+++ RECORDS PROVIDED

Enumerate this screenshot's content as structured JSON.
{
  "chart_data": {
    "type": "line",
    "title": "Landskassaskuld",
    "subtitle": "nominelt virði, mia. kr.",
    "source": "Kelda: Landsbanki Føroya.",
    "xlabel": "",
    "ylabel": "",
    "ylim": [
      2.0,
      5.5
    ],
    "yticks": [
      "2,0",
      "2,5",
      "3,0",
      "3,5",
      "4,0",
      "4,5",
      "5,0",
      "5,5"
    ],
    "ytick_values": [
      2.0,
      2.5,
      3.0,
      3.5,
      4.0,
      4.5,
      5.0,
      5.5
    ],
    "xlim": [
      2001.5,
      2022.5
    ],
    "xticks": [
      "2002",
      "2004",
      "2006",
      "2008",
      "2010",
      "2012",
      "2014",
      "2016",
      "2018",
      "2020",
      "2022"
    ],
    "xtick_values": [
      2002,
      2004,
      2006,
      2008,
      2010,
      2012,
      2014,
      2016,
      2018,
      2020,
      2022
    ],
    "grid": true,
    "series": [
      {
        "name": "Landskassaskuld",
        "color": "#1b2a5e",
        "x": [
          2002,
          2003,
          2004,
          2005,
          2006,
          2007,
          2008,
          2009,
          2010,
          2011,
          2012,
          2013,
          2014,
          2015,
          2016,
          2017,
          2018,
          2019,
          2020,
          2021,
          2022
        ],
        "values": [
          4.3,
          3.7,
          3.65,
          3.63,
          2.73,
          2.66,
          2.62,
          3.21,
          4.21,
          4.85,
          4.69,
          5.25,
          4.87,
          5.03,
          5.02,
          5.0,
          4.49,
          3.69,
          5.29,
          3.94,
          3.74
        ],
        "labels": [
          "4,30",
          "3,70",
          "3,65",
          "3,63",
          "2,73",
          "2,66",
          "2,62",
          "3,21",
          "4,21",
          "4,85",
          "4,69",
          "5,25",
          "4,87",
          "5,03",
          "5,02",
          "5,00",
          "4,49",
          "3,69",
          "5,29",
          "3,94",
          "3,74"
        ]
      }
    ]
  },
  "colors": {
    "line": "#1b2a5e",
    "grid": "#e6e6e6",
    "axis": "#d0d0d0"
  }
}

++++++

Each line must be given again exactly as written above.

Enumerate this screenshot's content as structured JSON.
{
  "chart_data": {
    "type": "line",
    "title": "Landskassaskuld",
    "subtitle": "nominelt virði, mia. kr.",
    "source": "Kelda: Landsbanki Føroya.",
    "xlabel": "",
    "ylabel": "",
    "ylim": [
      2.0,
      5.5
    ],
    "yticks": [
      "2,0",
      "2,5",
      "3,0",
      "3,5",
      "4,0",
      "4,5",
      "5,0",
      "5,5"
    ],
    "ytick_values": [
      2.0,
      2.5,
      3.0,
      3.5,
      4.0,
      4.5,
      5.0,
      5.5
    ],
    "xlim": [
      2001.5,
      2022.5
    ],
    "xticks": [
      "2002",
      "2004",
      "2006",
      "2008",
      "2010",
      "2012",
      "2014",
      "2016",
      "2018",
      "2020",
      "2022"
    ],
    "xtick_values": [
      2002,
      2004,
      2006,
      2008,
      2010,
      2012,
      2014,
      2016,
      2018,
      2020,
      2022
    ],
    "grid": true,
    "series": [
      {
        "name": "Landskassaskuld",
        "color": "#1b2a5e",
        "x": [
          2002,
          2003,
          2004,
          2005,
          2006,
          2007,
          2008,
          2009,
          2010,
          2011,
          2012,
          2013,
          2014,
          2015,
          2016,
          2017,
          2018,
          2019,
          2020,
          2021,
          2022
        ],
        "values": [
          4.3,
          3.7,
          3.65,
          3.63,
          2.73,
          2.66,
          2.62,
          3.21,
          4.21,
          4.85,
          4.69,
          5.25,
          4.87,
          5.03,
          5.02,
          5.0,
          4.49,
          3.69,
          5.29,
          3.94,
          3.74
        ],
        "labels": [
          "4,30",
          "3,70",
          "3,65",
          "3,63",
          "2,73",
          "2,66",
          "2,62",
          "3,21",
          "4,21",
          "4,85",
          "4,69",
          "5,25",
          "4,87",
          "5,03",
          "5,02",
          "5,00",
          "4,49",
          "3,69",
          "5,29",
          "3,94",
          "3,74"
        ]
      }
    ]
  },
  "colors": {
    "line": "#1b2a5e",
    "grid": "#e6e6e6",
    "axis": "#d0d0d0"
  }
}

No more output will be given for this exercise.